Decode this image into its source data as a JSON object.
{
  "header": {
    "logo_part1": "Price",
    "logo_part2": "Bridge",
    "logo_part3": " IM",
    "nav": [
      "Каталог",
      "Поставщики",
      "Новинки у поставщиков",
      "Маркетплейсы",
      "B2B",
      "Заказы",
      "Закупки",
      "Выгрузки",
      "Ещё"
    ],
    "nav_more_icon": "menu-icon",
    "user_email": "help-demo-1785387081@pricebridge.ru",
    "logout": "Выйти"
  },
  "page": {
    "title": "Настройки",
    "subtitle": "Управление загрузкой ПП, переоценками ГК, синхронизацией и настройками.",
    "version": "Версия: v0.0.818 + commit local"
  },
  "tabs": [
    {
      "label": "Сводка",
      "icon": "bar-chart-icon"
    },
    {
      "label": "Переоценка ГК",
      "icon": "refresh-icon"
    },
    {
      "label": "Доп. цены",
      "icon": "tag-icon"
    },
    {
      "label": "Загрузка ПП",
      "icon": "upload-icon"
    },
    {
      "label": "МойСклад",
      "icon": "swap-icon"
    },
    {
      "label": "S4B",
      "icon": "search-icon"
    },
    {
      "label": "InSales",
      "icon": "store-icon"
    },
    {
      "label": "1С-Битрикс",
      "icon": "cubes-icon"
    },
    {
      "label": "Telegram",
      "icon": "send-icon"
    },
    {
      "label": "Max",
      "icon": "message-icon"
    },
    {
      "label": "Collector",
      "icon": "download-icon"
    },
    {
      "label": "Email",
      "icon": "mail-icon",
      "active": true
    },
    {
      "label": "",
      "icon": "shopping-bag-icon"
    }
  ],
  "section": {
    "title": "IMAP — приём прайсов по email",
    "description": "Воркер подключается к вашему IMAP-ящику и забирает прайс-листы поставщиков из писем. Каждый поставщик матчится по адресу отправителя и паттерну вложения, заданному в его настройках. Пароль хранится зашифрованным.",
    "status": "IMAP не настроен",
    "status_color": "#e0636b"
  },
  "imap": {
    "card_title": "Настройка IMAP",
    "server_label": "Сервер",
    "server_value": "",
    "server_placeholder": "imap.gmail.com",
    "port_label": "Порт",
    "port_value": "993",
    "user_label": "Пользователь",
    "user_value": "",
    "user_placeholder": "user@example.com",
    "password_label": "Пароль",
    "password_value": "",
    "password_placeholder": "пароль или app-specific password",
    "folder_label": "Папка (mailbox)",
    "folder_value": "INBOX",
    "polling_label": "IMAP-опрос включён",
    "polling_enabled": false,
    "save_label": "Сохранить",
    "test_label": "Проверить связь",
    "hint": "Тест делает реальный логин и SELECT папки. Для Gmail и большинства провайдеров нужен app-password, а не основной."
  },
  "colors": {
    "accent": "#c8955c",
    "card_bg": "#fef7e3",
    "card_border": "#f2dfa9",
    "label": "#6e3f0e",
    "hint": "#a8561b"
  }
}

__________

Task to complete ▸
Look through the material and copy each line that has "hint".

Worked solution ▸
    "hint": "Тест делает реальный логин и SELECT папки. Для Gmail и большинства провайдеров нужен app-password, а не основной."
    "hint": "#a8561b"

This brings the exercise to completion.